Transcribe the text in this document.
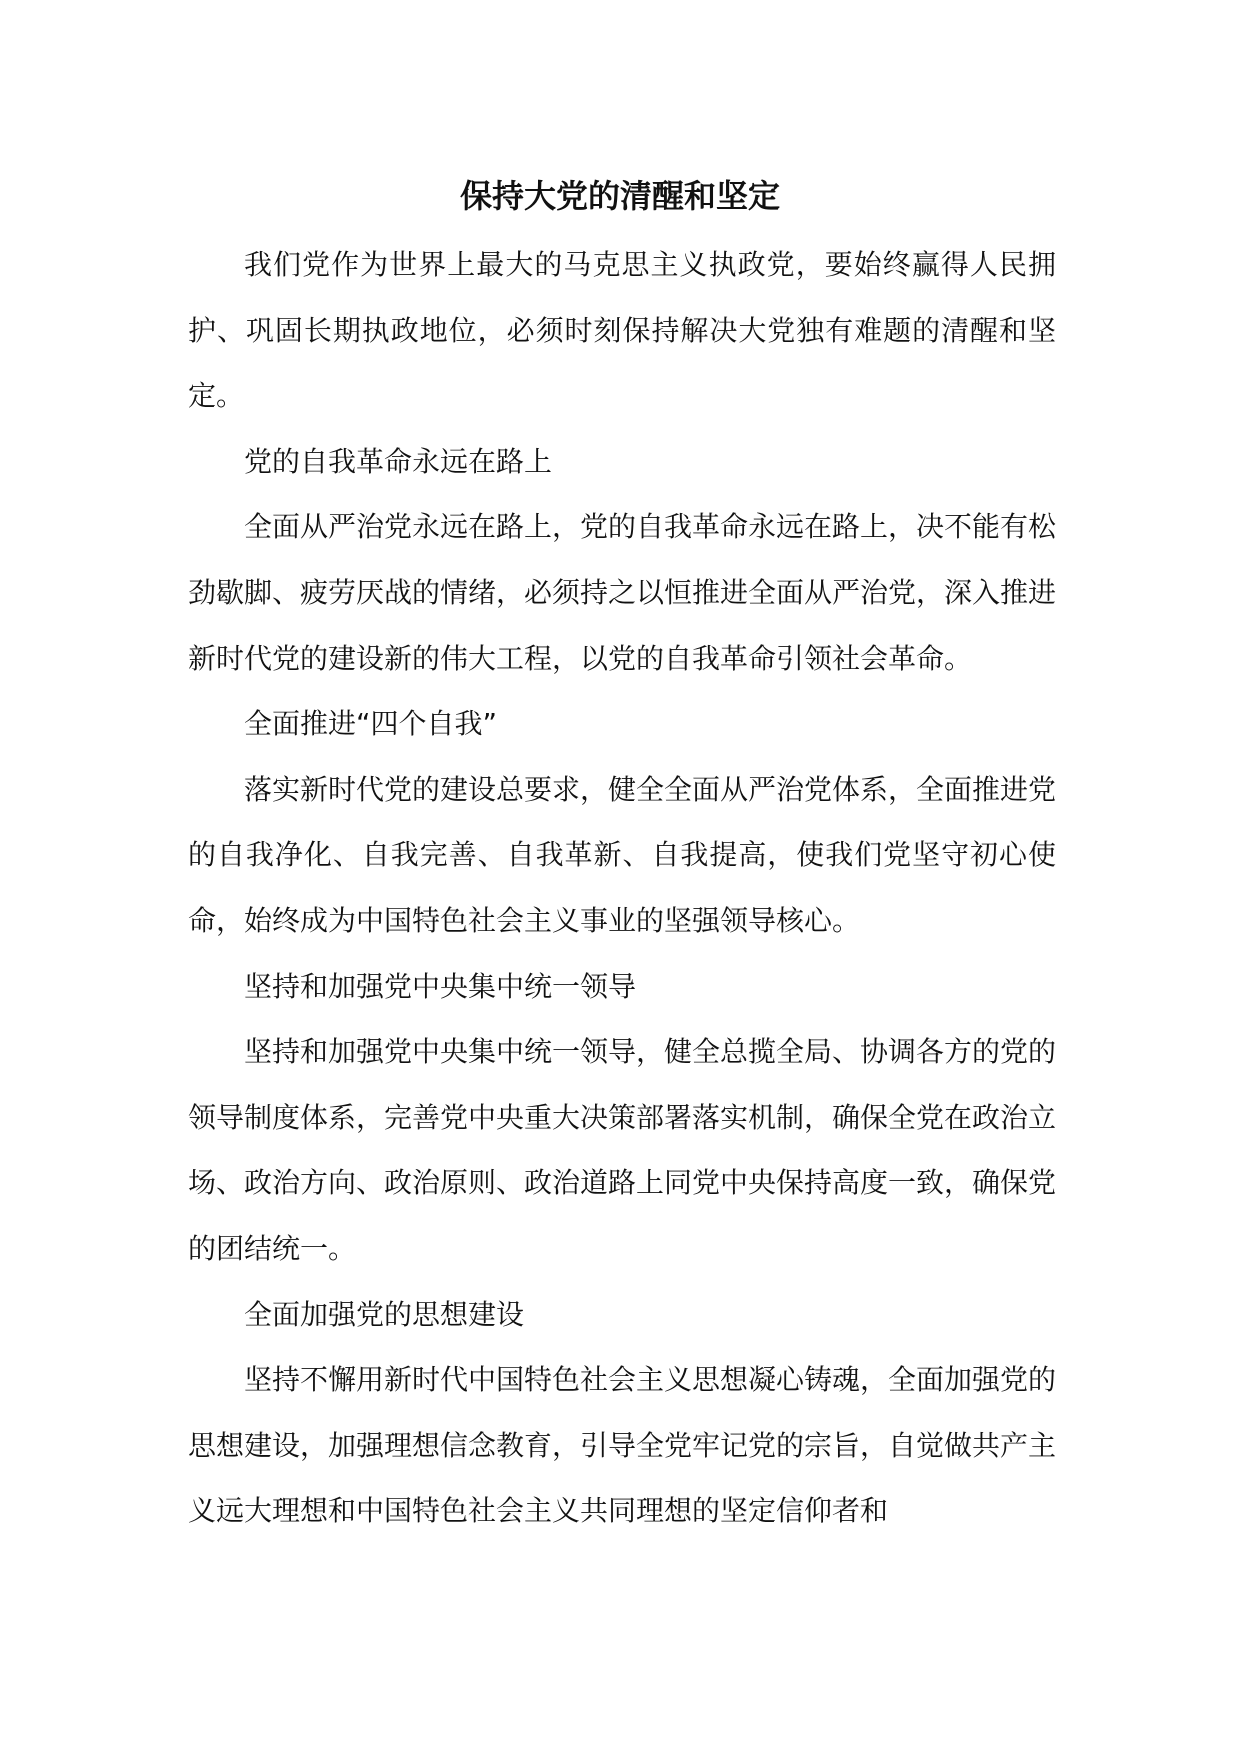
保持大党的清醒和坚定

我们党作为世界上最大的马克思主义执政党，要始终赢得人民拥护、巩固长期执政地位，必须时刻保持解决大党独有难题的清醒和坚定。

党的自我革命永远在路上

全面从严治党永远在路上，党的自我革命永远在路上，决不能有松劲歇脚、疲劳厌战的情绪，必须持之以恒推进全面从严治党，深入推进新时代党的建设新的伟大工程，以党的自我革命引领社会革命。

全面推进“四个自我”

落实新时代党的建设总要求，健全全面从严治党体系，全面推进党的自我净化、自我完善、自我革新、自我提高，使我们党坚守初心使命，始终成为中国特色社会主义事业的坚强领导核心。

坚持和加强党中央集中统一领导

坚持和加强党中央集中统一领导，健全总揽全局、协调各方的党的领导制度体系，完善党中央重大决策部署落实机制，确保全党在政治立场、政治方向、政治原则、政治道路上同党中央保持高度一致，确保党的团结统一。

全面加强党的思想建设

坚持不懈用新时代中国特色社会主义思想凝心铸魂，全面加强党的思想建设，加强理想信念教育，引导全党牢记党的宗旨，自觉做共产主义远大理想和中国特色社会主义共同理想的坚定信仰者和
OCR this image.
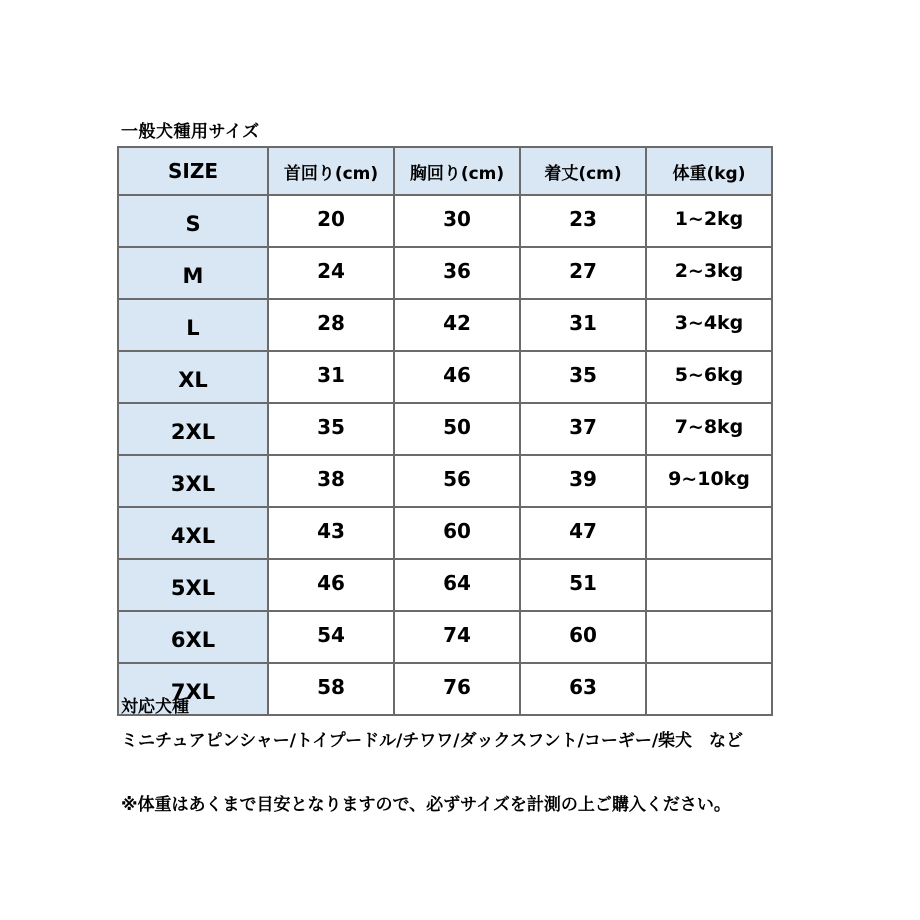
一般犬種用サイズ
SIZE	首回り(cm)	胸回り(cm)	着丈(cm)	体重(kg)
S	20	30	23	1~2kg
M	24	36	27	2~3kg
L	28	42	31	3~4kg
XL	31	46	35	5~6kg
2XL	35	50	37	7~8kg
3XL	38	56	39	9~10kg
4XL	43	60	47	
5XL	46	64	51	
6XL	54	74	60	
7XL	58	76	63	
対応犬種
ミニチュアピンシャー/トイプードル/チワワ/ダックスフント/コーギー/柴犬　など
※体重はあくまで目安となりますので、必ずサイズを計測の上ご購入ください。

——

__Task prompt__
Could you reproduce every record above exactly, leaving out the pictures?

__Written response__
Transcribe the text in this document.
保持大党的清醒和坚定

我们党作为世界上最大的马克思主义执政党，要始终赢得人民拥护、巩固长期执政地位，必须时刻保持解决大党独有难题的清醒和坚定。

党的自我革命永远在路上

全面从严治党永远在路上，党的自我革命永远在路上，决不能有松劲歇脚、疲劳厌战的情绪，必须持之以恒推进全面从严治党，深入推进新时代党的建设新的伟大工程，以党的自我革命引领社会革命。

全面推进“四个自我”

落实新时代党的建设总要求，健全全面从严治党体系，全面推进党的自我净化、自我完善、自我革新、自我提高，使我们党坚守初心使命，始终成为中国特色社会主义事业的坚强领导核心。

坚持和加强党中央集中统一领导

坚持和加强党中央集中统一领导，健全总揽全局、协调各方的党的领导制度体系，完善党中央重大决策部署落实机制，确保全党在政治立场、政治方向、政治原则、政治道路上同党中央保持高度一致，确保党的团结统一。

全面加强党的思想建设

坚持不懈用新时代中国特色社会主义思想凝心铸魂，全面加强党的思想建设，加强理想信念教育，引导全党牢记党的宗旨，自觉做共产主义远大理想和中国特色社会主义共同理想的坚定信仰者和
OCR this image.
一般犬種用サイズ
SIZE	首回り(cm)	胸回り(cm)	着丈(cm)	体重(kg)
S	20	30	23	1~2kg
M	24	36	27	2~3kg
L	28	42	31	3~4kg
XL	31	46	35	5~6kg
2XL	35	50	37	7~8kg
3XL	38	56	39	9~10kg
4XL	43	60	47	
5XL	46	64	51	
6XL	54	74	60	
7XL	58	76	63	
対応犬種
ミニチュアピンシャー/トイプードル/チワワ/ダックスフント/コーギー/柴犬　など
※体重はあくまで目安となりますので、必ずサイズを計測の上ご購入ください。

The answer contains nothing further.